======== Given information ========
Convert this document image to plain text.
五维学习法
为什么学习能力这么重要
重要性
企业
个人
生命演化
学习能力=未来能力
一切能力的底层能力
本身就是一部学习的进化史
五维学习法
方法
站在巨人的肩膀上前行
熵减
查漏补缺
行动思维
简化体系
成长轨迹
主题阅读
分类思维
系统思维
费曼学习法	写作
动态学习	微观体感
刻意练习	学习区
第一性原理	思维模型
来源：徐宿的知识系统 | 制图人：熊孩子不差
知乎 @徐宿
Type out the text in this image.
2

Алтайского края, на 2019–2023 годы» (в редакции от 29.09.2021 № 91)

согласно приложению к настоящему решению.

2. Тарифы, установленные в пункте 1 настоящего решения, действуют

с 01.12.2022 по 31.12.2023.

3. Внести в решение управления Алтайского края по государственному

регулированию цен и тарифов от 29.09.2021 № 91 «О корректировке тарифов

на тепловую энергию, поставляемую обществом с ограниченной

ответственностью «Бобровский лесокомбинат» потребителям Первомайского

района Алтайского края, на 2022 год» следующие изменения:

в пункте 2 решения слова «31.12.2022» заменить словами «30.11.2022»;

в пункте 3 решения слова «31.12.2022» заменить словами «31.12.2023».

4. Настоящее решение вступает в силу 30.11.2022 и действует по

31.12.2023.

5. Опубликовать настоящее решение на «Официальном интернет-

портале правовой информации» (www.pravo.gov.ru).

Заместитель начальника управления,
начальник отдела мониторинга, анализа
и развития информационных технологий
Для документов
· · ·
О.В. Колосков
========
Task to carry out >>
Beginning at the line that holds "Type out the text in this image.", write out word for word each line through the end of the records.

Exercise result >>
Type out the text in this image.
2

Алтайского края, на 2019–2023 годы» (в редакции от 29.09.2021 № 91)

согласно приложению к настоящему решению.

2. Тарифы, установленные в пункте 1 настоящего решения, действуют

с 01.12.2022 по 31.12.2023.

3. Внести в решение управления Алтайского края по государственному

регулированию цен и тарифов от 29.09.2021 № 91 «О корректировке тарифов

на тепловую энергию, поставляемую обществом с ограниченной

ответственностью «Бобровский лесокомбинат» потребителям Первомайского

района Алтайского края, на 2022 год» следующие изменения:

в пункте 2 решения слова «31.12.2022» заменить словами «30.11.2022»;

в пункте 3 решения слова «31.12.2022» заменить словами «31.12.2023».

4. Настоящее решение вступает в силу 30.11.2022 и действует по

31.12.2023.

5. Опубликовать настоящее решение на «Официальном интернет-

портале правовой информации» (www.pravo.gov.ru).

Заместитель начальника управления,
начальник отдела мониторинга, анализа
и развития информационных технологий
Для документов
· · ·
О.В. Колосков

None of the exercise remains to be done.